* _GIVEN TASK_
Can you restate the records below word for word?

* _EXTRACTED INFORMATION_
§

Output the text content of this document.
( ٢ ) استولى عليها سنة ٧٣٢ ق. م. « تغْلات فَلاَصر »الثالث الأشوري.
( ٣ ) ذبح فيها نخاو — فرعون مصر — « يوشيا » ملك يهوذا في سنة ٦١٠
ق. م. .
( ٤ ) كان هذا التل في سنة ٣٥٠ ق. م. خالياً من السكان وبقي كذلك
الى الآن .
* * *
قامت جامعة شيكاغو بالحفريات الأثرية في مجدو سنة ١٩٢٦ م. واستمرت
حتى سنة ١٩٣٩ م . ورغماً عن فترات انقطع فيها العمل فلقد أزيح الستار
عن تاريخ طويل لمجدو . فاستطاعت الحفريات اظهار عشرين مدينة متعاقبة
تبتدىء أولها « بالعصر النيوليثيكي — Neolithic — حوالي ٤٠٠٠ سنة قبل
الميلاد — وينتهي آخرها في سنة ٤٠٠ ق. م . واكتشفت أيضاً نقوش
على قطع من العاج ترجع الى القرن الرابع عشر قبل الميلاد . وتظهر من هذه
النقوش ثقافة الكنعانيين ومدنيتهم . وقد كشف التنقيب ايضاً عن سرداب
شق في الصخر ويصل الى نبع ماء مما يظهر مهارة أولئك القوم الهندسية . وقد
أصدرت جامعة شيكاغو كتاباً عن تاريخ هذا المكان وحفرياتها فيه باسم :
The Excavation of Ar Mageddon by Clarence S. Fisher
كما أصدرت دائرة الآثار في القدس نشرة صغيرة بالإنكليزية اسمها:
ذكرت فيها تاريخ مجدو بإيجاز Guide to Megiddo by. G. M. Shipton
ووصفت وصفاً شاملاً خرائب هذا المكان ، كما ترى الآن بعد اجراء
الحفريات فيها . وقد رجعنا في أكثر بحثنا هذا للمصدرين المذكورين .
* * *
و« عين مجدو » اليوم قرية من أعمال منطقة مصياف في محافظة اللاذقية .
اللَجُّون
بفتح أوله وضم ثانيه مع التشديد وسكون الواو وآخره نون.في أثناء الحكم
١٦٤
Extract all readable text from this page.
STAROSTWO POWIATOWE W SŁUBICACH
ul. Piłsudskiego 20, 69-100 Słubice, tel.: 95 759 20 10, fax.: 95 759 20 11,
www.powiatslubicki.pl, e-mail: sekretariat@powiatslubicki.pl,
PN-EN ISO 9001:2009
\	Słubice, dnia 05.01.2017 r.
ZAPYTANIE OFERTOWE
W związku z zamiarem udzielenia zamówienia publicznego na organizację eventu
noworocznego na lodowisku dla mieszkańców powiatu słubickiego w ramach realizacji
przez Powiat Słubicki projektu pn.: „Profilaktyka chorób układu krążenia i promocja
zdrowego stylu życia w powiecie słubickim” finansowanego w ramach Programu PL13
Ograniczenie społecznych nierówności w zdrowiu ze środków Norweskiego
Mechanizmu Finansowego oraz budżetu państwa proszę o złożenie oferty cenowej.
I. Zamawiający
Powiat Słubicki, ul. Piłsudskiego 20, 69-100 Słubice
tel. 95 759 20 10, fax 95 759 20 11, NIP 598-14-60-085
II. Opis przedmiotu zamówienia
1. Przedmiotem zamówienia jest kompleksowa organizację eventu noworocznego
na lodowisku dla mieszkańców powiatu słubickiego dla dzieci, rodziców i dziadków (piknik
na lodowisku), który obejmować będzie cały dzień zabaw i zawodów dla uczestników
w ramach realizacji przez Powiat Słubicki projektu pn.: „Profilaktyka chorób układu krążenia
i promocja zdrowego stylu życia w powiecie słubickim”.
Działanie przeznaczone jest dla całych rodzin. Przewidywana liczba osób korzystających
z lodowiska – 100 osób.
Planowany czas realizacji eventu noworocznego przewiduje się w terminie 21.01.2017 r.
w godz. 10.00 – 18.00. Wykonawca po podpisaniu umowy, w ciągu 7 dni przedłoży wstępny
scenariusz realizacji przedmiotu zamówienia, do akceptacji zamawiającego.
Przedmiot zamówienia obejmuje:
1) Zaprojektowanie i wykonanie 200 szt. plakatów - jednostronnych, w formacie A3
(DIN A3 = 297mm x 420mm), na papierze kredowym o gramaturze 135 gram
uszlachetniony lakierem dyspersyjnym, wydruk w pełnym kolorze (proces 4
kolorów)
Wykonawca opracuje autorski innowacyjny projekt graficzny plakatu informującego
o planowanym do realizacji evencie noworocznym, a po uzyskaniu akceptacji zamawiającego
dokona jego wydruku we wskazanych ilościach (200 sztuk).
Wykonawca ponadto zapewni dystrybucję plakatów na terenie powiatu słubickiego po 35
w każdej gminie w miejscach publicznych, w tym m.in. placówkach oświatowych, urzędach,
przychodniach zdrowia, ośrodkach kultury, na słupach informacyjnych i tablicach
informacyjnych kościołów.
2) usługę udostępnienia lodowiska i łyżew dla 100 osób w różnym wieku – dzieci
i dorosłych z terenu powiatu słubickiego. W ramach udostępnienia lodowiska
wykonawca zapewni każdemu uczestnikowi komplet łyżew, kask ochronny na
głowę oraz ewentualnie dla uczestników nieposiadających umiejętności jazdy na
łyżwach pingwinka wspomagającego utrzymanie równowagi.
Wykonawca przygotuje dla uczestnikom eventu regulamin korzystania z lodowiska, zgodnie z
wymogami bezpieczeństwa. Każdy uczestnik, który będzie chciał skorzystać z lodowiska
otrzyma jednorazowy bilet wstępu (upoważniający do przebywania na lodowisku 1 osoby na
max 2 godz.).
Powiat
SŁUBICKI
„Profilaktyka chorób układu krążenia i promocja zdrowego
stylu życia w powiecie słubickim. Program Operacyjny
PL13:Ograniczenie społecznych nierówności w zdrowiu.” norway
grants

§

* _SOLUTION TO THIS EXERCISE_
Output the text content of this document.
( ٢ ) استولى عليها سنة ٧٣٢ ق. م. « تغْلات فَلاَصر »الثالث الأشوري.
( ٣ ) ذبح فيها نخاو — فرعون مصر — « يوشيا » ملك يهوذا في سنة ٦١٠
ق. م. .
( ٤ ) كان هذا التل في سنة ٣٥٠ ق. م. خالياً من السكان وبقي كذلك
الى الآن .
* * *
قامت جامعة شيكاغو بالحفريات الأثرية في مجدو سنة ١٩٢٦ م. واستمرت
حتى سنة ١٩٣٩ م . ورغماً عن فترات انقطع فيها العمل فلقد أزيح الستار
عن تاريخ طويل لمجدو . فاستطاعت الحفريات اظهار عشرين مدينة متعاقبة
تبتدىء أولها « بالعصر النيوليثيكي — Neolithic — حوالي ٤٠٠٠ سنة قبل
الميلاد — وينتهي آخرها في سنة ٤٠٠ ق. م . واكتشفت أيضاً نقوش
على قطع من العاج ترجع الى القرن الرابع عشر قبل الميلاد . وتظهر من هذه
النقوش ثقافة الكنعانيين ومدنيتهم . وقد كشف التنقيب ايضاً عن سرداب
شق في الصخر ويصل الى نبع ماء مما يظهر مهارة أولئك القوم الهندسية . وقد
أصدرت جامعة شيكاغو كتاباً عن تاريخ هذا المكان وحفرياتها فيه باسم :
The Excavation of Ar Mageddon by Clarence S. Fisher
كما أصدرت دائرة الآثار في القدس نشرة صغيرة بالإنكليزية اسمها:
ذكرت فيها تاريخ مجدو بإيجاز Guide to Megiddo by. G. M. Shipton
ووصفت وصفاً شاملاً خرائب هذا المكان ، كما ترى الآن بعد اجراء
الحفريات فيها . وقد رجعنا في أكثر بحثنا هذا للمصدرين المذكورين .
* * *
و« عين مجدو » اليوم قرية من أعمال منطقة مصياف في محافظة اللاذقية .
اللَجُّون
بفتح أوله وضم ثانيه مع التشديد وسكون الواو وآخره نون.في أثناء الحكم
١٦٤
Extract all readable text from this page.
STAROSTWO POWIATOWE W SŁUBICACH
ul. Piłsudskiego 20, 69-100 Słubice, tel.: 95 759 20 10, fax.: 95 759 20 11,
www.powiatslubicki.pl, e-mail: sekretariat@powiatslubicki.pl,
PN-EN ISO 9001:2009
\	Słubice, dnia 05.01.2017 r.
ZAPYTANIE OFERTOWE
W związku z zamiarem udzielenia zamówienia publicznego na organizację eventu
noworocznego na lodowisku dla mieszkańców powiatu słubickiego w ramach realizacji
przez Powiat Słubicki projektu pn.: „Profilaktyka chorób układu krążenia i promocja
zdrowego stylu życia w powiecie słubickim” finansowanego w ramach Programu PL13
Ograniczenie społecznych nierówności w zdrowiu ze środków Norweskiego
Mechanizmu Finansowego oraz budżetu państwa proszę o złożenie oferty cenowej.
I. Zamawiający
Powiat Słubicki, ul. Piłsudskiego 20, 69-100 Słubice
tel. 95 759 20 10, fax 95 759 20 11, NIP 598-14-60-085
II. Opis przedmiotu zamówienia
1. Przedmiotem zamówienia jest kompleksowa organizację eventu noworocznego
na lodowisku dla mieszkańców powiatu słubickiego dla dzieci, rodziców i dziadków (piknik
na lodowisku), który obejmować będzie cały dzień zabaw i zawodów dla uczestników
w ramach realizacji przez Powiat Słubicki projektu pn.: „Profilaktyka chorób układu krążenia
i promocja zdrowego stylu życia w powiecie słubickim”.
Działanie przeznaczone jest dla całych rodzin. Przewidywana liczba osób korzystających
z lodowiska – 100 osób.
Planowany czas realizacji eventu noworocznego przewiduje się w terminie 21.01.2017 r.
w godz. 10.00 – 18.00. Wykonawca po podpisaniu umowy, w ciągu 7 dni przedłoży wstępny
scenariusz realizacji przedmiotu zamówienia, do akceptacji zamawiającego.
Przedmiot zamówienia obejmuje:
1) Zaprojektowanie i wykonanie 200 szt. plakatów - jednostronnych, w formacie A3
(DIN A3 = 297mm x 420mm), na papierze kredowym o gramaturze 135 gram
uszlachetniony lakierem dyspersyjnym, wydruk w pełnym kolorze (proces 4
kolorów)
Wykonawca opracuje autorski innowacyjny projekt graficzny plakatu informującego
o planowanym do realizacji evencie noworocznym, a po uzyskaniu akceptacji zamawiającego
dokona jego wydruku we wskazanych ilościach (200 sztuk).
Wykonawca ponadto zapewni dystrybucję plakatów na terenie powiatu słubickiego po 35
w każdej gminie w miejscach publicznych, w tym m.in. placówkach oświatowych, urzędach,
przychodniach zdrowia, ośrodkach kultury, na słupach informacyjnych i tablicach
informacyjnych kościołów.
2) usługę udostępnienia lodowiska i łyżew dla 100 osób w różnym wieku – dzieci
i dorosłych z terenu powiatu słubickiego. W ramach udostępnienia lodowiska
wykonawca zapewni każdemu uczestnikowi komplet łyżew, kask ochronny na
głowę oraz ewentualnie dla uczestników nieposiadających umiejętności jazdy na
łyżwach pingwinka wspomagającego utrzymanie równowagi.
Wykonawca przygotuje dla uczestnikom eventu regulamin korzystania z lodowiska, zgodnie z
wymogami bezpieczeństwa. Każdy uczestnik, który będzie chciał skorzystać z lodowiska
otrzyma jednorazowy bilet wstępu (upoważniający do przebywania na lodowisku 1 osoby na
max 2 godz.).
Powiat
SŁUBICKI
„Profilaktyka chorób układu krążenia i promocja zdrowego
stylu życia w powiecie słubickim. Program Operacyjny
PL13:Ograniczenie społecznych nierówności w zdrowiu.” norway
grants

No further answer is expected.